■ REQUIRED WORK ■
Go through the entries below and copy each line containing the word "very".

------

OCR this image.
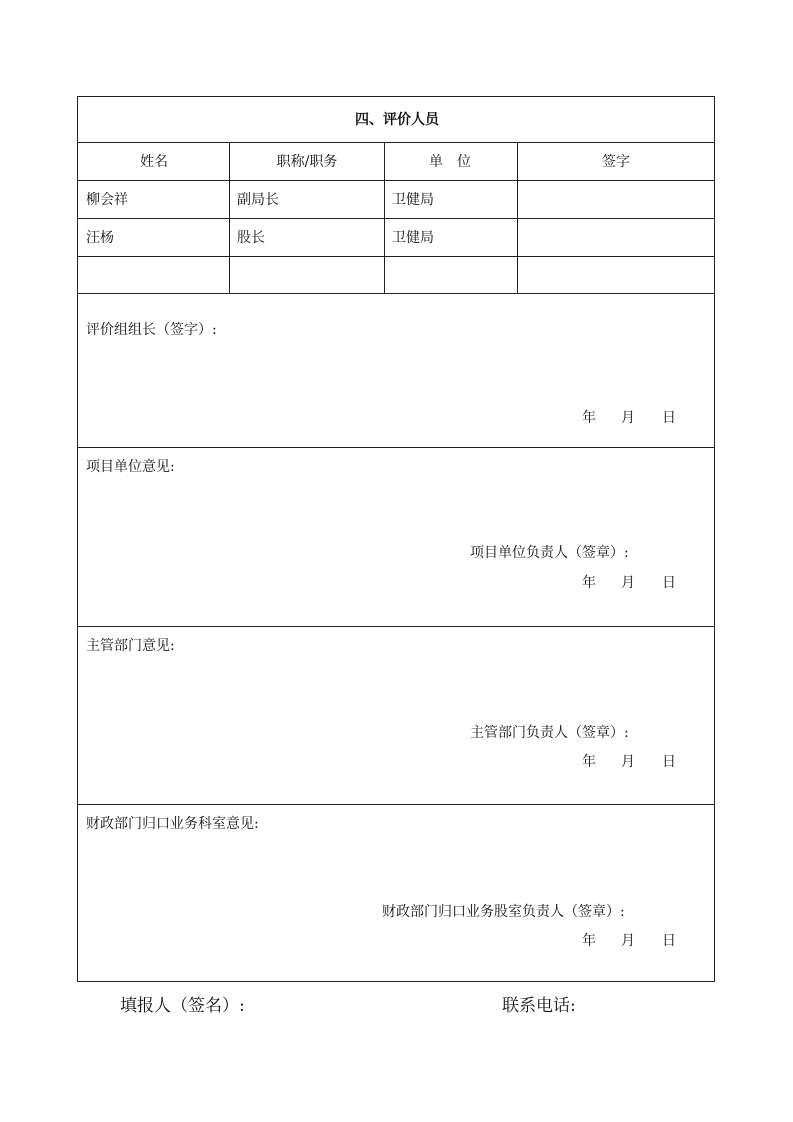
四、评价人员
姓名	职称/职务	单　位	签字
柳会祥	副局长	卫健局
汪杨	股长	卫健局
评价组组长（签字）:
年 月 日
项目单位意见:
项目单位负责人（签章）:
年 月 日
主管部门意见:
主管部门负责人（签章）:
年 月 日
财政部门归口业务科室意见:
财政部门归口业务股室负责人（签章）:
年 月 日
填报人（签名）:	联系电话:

------

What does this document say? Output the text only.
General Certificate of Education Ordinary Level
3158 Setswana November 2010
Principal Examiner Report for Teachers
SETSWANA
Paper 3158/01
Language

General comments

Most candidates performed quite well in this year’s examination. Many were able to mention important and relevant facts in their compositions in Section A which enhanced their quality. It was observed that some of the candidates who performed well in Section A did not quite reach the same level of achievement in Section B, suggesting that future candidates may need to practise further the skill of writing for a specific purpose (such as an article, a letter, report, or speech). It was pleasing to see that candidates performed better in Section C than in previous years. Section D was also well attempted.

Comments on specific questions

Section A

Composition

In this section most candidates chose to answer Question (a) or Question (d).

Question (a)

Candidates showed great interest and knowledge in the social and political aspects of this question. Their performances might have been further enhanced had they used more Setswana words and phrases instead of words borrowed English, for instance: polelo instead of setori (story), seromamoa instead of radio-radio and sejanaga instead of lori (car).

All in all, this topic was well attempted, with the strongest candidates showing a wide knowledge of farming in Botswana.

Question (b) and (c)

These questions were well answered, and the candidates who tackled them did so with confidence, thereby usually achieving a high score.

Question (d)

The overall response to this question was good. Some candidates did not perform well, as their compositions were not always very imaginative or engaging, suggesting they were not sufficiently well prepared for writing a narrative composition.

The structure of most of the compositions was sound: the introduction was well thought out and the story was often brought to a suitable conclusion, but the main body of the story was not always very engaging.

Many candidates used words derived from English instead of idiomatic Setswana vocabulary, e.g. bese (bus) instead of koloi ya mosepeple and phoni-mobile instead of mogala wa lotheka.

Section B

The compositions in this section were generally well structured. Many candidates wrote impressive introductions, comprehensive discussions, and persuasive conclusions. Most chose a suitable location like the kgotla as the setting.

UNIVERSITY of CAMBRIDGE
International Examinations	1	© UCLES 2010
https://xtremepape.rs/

------

■ SOLUTION TO THE EXERCISE ■
The overall response to this question was good. Some candidates did not perform well, as their compositions were not always very imaginative or engaging, suggesting they were not sufficiently well prepared for writing a narrative composition.
The structure of most of the compositions was sound: the introduction was well thought out and the story was often brought to a suitable conclusion, but the main body of the story was not always very engaging.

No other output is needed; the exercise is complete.